> _Required task_
Using the listing below, select the lines with the word "period" and copy them.

....................

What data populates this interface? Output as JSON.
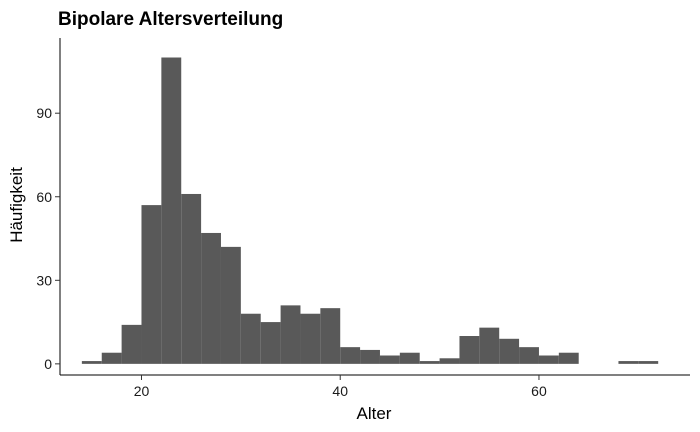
{
  "chart_data": {
    "type": "bar",
    "title": "Bipolare Altersverteilung",
    "xlabel": "Alter",
    "ylabel": "Häufigkeit",
    "bin_width": 2,
    "bins_left_edges": [
      14,
      16,
      18,
      20,
      22,
      24,
      26,
      28,
      30,
      32,
      34,
      36,
      38,
      40,
      42,
      44,
      46,
      48,
      50,
      52,
      54,
      56,
      58,
      60,
      62,
      64,
      66,
      68,
      70
    ],
    "values": [
      1,
      4,
      14,
      57,
      110,
      61,
      47,
      42,
      18,
      15,
      21,
      18,
      20,
      6,
      5,
      3,
      4,
      1,
      2,
      10,
      13,
      9,
      6,
      3,
      4,
      0,
      0,
      1,
      1
    ],
    "xlim": [
      11.8,
      75.2
    ],
    "ylim": [
      -4,
      117
    ],
    "xticks": [
      20,
      40,
      60
    ],
    "yticks": [
      0,
      30,
      60,
      90
    ],
    "bar_color": "#595959",
    "grid": false,
    "legend": "none"
  }
}
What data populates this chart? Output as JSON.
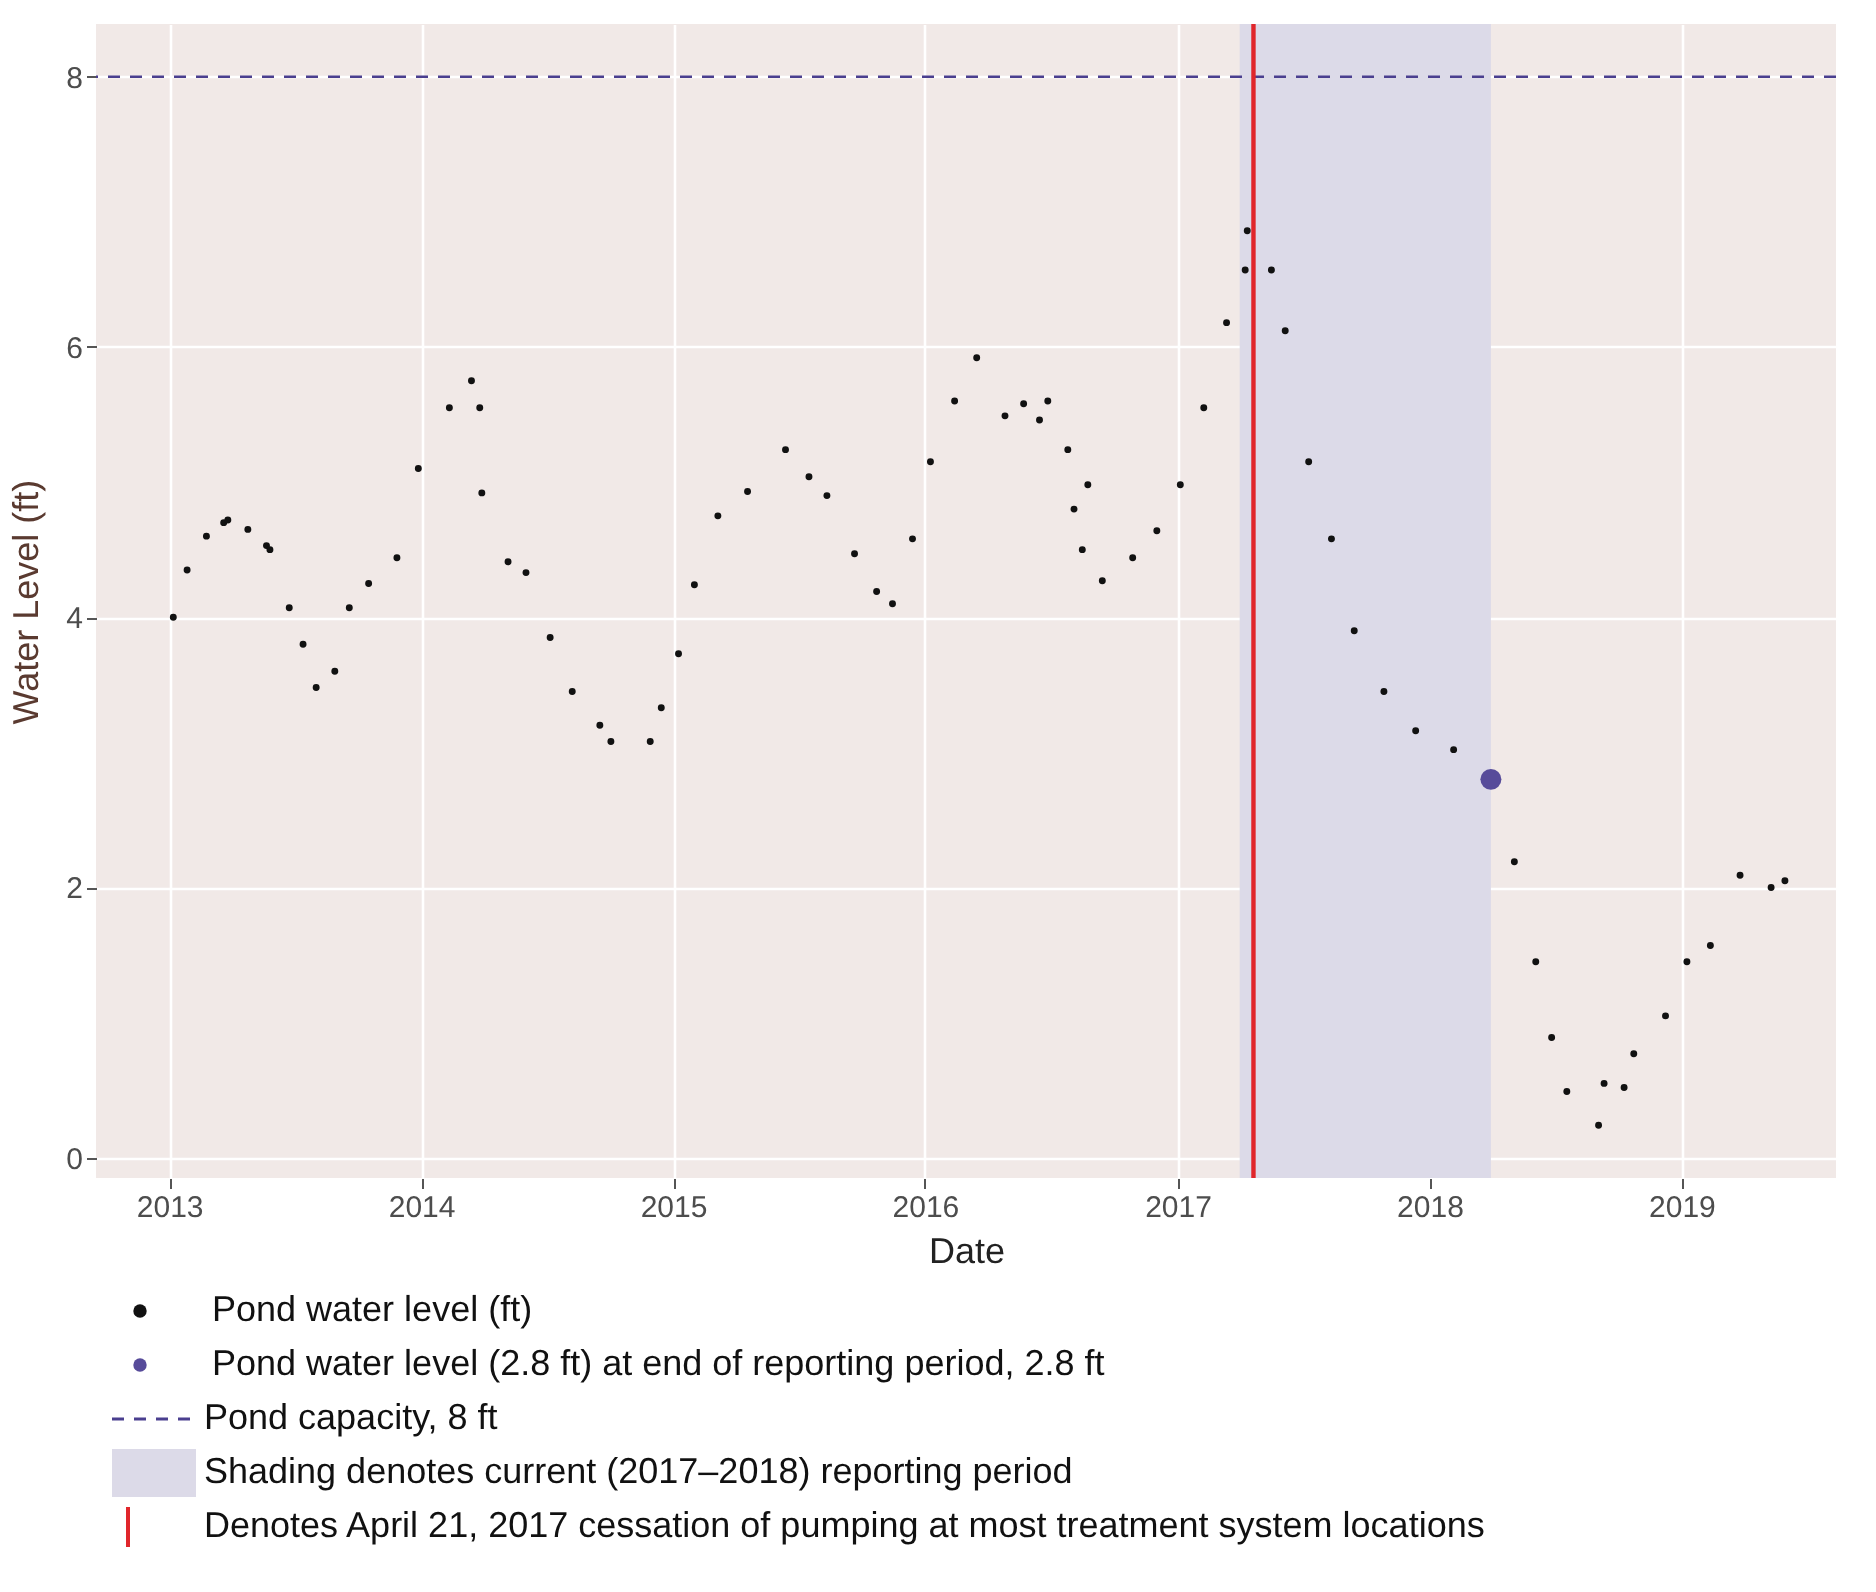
{
  "chart_data": {
    "type": "scatter",
    "xlabel": "Date",
    "ylabel": "Water Level (ft)",
    "xlim": [
      "2012-09-17",
      "2019-08-13"
    ],
    "ylim": [
      -0.15,
      8.39
    ],
    "xticks": [
      {
        "value": "2013-01-01",
        "label": "2013"
      },
      {
        "value": "2014-01-01",
        "label": "2014"
      },
      {
        "value": "2015-01-01",
        "label": "2015"
      },
      {
        "value": "2016-01-01",
        "label": "2016"
      },
      {
        "value": "2017-01-01",
        "label": "2017"
      },
      {
        "value": "2018-01-01",
        "label": "2018"
      },
      {
        "value": "2019-01-01",
        "label": "2019"
      }
    ],
    "yticks": [
      0,
      2,
      4,
      6,
      8
    ],
    "grid": true,
    "marker": "circle",
    "legend": "bottom",
    "series": [
      {
        "name": "Pond water level (ft)",
        "color": "#111111",
        "x": [
          "2013-01-07",
          "2013-01-27",
          "2013-02-24",
          "2013-03-21",
          "2013-03-27",
          "2013-04-25",
          "2013-05-22",
          "2013-05-27",
          "2013-06-24",
          "2013-07-14",
          "2013-08-02",
          "2013-08-29",
          "2013-09-19",
          "2013-10-17",
          "2013-11-27",
          "2013-12-28",
          "2014-02-11",
          "2014-03-15",
          "2014-03-27",
          "2014-03-30",
          "2014-05-07",
          "2014-06-02",
          "2014-07-07",
          "2014-08-08",
          "2014-09-17",
          "2014-10-03",
          "2014-11-29",
          "2014-12-15",
          "2015-01-09",
          "2015-02-01",
          "2015-03-07",
          "2015-04-19",
          "2015-06-13",
          "2015-07-17",
          "2015-08-12",
          "2015-09-21",
          "2015-10-23",
          "2015-11-15",
          "2015-12-14",
          "2016-01-09",
          "2016-02-13",
          "2016-03-16",
          "2016-04-26",
          "2016-05-23",
          "2016-06-15",
          "2016-06-27",
          "2016-07-26",
          "2016-08-04",
          "2016-08-16",
          "2016-08-24",
          "2016-09-14",
          "2016-10-28",
          "2016-12-02",
          "2017-01-05",
          "2017-02-08",
          "2017-03-13",
          "2017-04-09",
          "2017-04-12",
          "2017-05-17",
          "2017-06-06",
          "2017-07-10",
          "2017-08-12",
          "2017-09-14",
          "2017-10-27",
          "2017-12-12",
          "2018-02-05",
          "2018-05-04",
          "2018-06-04",
          "2018-06-27",
          "2018-07-19",
          "2018-09-03",
          "2018-09-11",
          "2018-10-10",
          "2018-10-24",
          "2018-12-09",
          "2019-01-09",
          "2019-02-12",
          "2019-03-27",
          "2019-05-11",
          "2019-05-31"
        ],
        "values": [
          4.0,
          4.35,
          4.6,
          4.7,
          4.72,
          4.65,
          4.53,
          4.5,
          4.07,
          3.8,
          3.48,
          3.6,
          4.07,
          4.25,
          4.44,
          5.1,
          5.55,
          5.75,
          5.55,
          4.92,
          4.41,
          4.33,
          3.85,
          3.45,
          3.2,
          3.08,
          3.08,
          3.33,
          3.73,
          4.24,
          4.75,
          4.93,
          5.24,
          5.04,
          4.9,
          4.47,
          4.19,
          4.1,
          4.58,
          5.15,
          5.6,
          5.92,
          5.49,
          5.58,
          5.46,
          5.6,
          5.24,
          4.8,
          4.5,
          4.98,
          4.27,
          4.44,
          4.64,
          4.98,
          5.55,
          6.18,
          6.57,
          6.86,
          6.57,
          6.12,
          5.15,
          4.58,
          3.9,
          3.45,
          3.16,
          3.02,
          2.19,
          1.45,
          0.89,
          0.49,
          0.24,
          0.55,
          0.52,
          0.77,
          1.05,
          1.45,
          1.57,
          2.09,
          2.0,
          2.05
        ]
      },
      {
        "name": "Pond water level (2.8 ft) at end of reporting period, 2.8 ft",
        "color": "#574b9a",
        "x": [
          "2018-03-31"
        ],
        "values": [
          2.8
        ]
      }
    ],
    "ref_lines": [
      {
        "axis": "y",
        "value": 8,
        "label": "Pond capacity, 8 ft",
        "color": "#4a3f8f",
        "line_style": "dashed"
      },
      {
        "axis": "x",
        "value": "2017-04-21",
        "label": "Denotes April 21, 2017 cessation of pumping at most treatment system locations",
        "color": "#e0262b",
        "line_style": "solid"
      }
    ],
    "bands": [
      {
        "axis": "x",
        "from": "2017-04-01",
        "to": "2018-03-31",
        "label": "Shading denotes current (2017–2018) reporting period",
        "color": "#dcdae8"
      }
    ]
  }
}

....................

> _Task output_
        "name": "Pond water level (2.8 ft) at end of reporting period, 2.8 ft",
        "label": "Shading denotes current (2017–2018) reporting period",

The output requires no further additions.